* **Exercise prompt**
Print the records exactly as they are written.

* **Data**

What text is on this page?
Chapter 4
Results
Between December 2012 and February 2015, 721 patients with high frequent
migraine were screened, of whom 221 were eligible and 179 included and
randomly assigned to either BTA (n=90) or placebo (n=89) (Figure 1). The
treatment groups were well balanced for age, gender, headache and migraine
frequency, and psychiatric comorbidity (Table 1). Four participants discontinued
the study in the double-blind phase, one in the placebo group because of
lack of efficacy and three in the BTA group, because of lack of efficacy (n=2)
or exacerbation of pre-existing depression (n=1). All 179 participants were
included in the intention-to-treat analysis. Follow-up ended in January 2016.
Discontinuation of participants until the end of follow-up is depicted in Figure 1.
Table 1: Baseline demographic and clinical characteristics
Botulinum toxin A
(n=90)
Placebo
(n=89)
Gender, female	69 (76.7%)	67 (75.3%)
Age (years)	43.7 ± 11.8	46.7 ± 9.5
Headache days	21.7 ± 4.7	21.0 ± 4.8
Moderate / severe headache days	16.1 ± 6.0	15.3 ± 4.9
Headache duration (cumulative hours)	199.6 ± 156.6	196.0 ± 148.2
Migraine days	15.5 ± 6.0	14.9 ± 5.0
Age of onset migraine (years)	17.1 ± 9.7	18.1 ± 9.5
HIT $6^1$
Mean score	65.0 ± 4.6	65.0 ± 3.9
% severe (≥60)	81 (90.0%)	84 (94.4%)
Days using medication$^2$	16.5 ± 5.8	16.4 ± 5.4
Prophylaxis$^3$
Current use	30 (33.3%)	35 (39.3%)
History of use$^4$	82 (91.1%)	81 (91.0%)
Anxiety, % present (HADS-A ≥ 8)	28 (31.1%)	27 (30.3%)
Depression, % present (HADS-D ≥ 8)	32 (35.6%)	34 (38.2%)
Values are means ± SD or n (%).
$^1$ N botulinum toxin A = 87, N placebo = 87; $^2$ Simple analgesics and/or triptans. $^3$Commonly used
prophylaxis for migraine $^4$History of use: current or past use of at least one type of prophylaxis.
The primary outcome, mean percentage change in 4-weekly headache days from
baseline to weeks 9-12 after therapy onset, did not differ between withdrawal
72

* **Result of the task**
What text is on this page?
Chapter 4
Results
Between December 2012 and February 2015, 721 patients with high frequent
migraine were screened, of whom 221 were eligible and 179 included and
randomly assigned to either BTA (n=90) or placebo (n=89) (Figure 1). The
treatment groups were well balanced for age, gender, headache and migraine
frequency, and psychiatric comorbidity (Table 1). Four participants discontinued
the study in the double-blind phase, one in the placebo group because of
lack of efficacy and three in the BTA group, because of lack of efficacy (n=2)
or exacerbation of pre-existing depression (n=1). All 179 participants were
included in the intention-to-treat analysis. Follow-up ended in January 2016.
Discontinuation of participants until the end of follow-up is depicted in Figure 1.
Table 1: Baseline demographic and clinical characteristics
Botulinum toxin A
(n=90)
Placebo
(n=89)
Gender, female	69 (76.7%)	67 (75.3%)
Age (years)	43.7 ± 11.8	46.7 ± 9.5
Headache days	21.7 ± 4.7	21.0 ± 4.8
Moderate / severe headache days	16.1 ± 6.0	15.3 ± 4.9
Headache duration (cumulative hours)	199.6 ± 156.6	196.0 ± 148.2
Migraine days	15.5 ± 6.0	14.9 ± 5.0
Age of onset migraine (years)	17.1 ± 9.7	18.1 ± 9.5
HIT $6^1$
Mean score	65.0 ± 4.6	65.0 ± 3.9
% severe (≥60)	81 (90.0%)	84 (94.4%)
Days using medication$^2$	16.5 ± 5.8	16.4 ± 5.4
Prophylaxis$^3$
Current use	30 (33.3%)	35 (39.3%)
History of use$^4$	82 (91.1%)	81 (91.0%)
Anxiety, % present (HADS-A ≥ 8)	28 (31.1%)	27 (30.3%)
Depression, % present (HADS-D ≥ 8)	32 (35.6%)	34 (38.2%)
Values are means ± SD or n (%).
$^1$ N botulinum toxin A = 87, N placebo = 87; $^2$ Simple analgesics and/or triptans. $^3$Commonly used
prophylaxis for migraine $^4$History of use: current or past use of at least one type of prophylaxis.
The primary outcome, mean percentage change in 4-weekly headache days from
baseline to weeks 9-12 after therapy onset, did not differ between withdrawal
72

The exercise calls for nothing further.